● WRITTEN PROBLEM
Report, as a bare number, how many lines contain the string "name".

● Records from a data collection
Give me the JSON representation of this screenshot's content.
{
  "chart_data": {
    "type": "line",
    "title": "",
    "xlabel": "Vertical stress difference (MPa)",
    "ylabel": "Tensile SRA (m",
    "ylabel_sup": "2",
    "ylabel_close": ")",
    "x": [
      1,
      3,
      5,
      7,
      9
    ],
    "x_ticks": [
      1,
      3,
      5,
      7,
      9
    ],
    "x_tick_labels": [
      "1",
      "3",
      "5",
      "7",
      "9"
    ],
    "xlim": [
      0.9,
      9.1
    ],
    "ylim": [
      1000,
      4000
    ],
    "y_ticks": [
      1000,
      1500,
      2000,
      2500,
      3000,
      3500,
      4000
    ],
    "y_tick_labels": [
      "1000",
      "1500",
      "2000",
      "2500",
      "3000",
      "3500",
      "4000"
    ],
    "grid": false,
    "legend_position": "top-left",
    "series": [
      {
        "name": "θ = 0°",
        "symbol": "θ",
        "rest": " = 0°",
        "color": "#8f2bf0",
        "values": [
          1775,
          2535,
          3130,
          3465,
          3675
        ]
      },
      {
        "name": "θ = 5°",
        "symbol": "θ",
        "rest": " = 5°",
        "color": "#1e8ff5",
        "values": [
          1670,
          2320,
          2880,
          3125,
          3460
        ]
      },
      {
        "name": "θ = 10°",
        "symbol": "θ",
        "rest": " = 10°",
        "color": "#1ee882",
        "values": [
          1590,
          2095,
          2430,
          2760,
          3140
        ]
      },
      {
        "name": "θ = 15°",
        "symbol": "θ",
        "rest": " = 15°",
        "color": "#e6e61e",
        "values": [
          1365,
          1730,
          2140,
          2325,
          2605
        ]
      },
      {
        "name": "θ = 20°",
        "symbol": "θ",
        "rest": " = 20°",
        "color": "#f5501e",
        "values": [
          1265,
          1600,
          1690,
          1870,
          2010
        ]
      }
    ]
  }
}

● WRITTEN SOLUTION
5